** START OF Data for processing **

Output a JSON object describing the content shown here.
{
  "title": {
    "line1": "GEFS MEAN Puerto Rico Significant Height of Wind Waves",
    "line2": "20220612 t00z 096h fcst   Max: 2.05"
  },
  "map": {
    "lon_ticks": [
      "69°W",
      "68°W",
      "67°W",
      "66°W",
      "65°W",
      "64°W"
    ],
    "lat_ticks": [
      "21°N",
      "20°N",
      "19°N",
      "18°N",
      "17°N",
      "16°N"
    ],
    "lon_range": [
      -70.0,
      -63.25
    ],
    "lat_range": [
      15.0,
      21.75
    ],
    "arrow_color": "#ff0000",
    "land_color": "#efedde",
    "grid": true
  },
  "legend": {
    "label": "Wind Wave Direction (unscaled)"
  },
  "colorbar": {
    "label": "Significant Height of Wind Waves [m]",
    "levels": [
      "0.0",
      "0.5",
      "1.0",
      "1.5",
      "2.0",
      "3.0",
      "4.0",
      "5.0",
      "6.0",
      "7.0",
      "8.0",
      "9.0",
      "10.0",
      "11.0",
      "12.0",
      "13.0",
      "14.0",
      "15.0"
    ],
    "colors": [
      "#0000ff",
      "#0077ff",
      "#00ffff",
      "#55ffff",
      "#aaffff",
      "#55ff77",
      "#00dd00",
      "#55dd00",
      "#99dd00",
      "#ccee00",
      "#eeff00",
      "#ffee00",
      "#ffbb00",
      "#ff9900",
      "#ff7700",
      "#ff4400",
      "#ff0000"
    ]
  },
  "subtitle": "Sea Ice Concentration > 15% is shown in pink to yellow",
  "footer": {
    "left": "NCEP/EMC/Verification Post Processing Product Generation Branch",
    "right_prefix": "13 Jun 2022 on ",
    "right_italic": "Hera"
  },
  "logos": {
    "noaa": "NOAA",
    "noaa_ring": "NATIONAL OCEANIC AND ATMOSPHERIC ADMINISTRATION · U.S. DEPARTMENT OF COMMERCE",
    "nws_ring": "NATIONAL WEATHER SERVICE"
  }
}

** END OF Data for processing **

> Work to do: From the entries above, copy out every line where the string "Wind" appears.

> Expected answer:
    "line1": "GEFS MEAN Puerto Rico Significant Height of Wind Waves",
    "label": "Wind Wave Direction (unscaled)"
    "label": "Significant Height of Wind Waves [m]",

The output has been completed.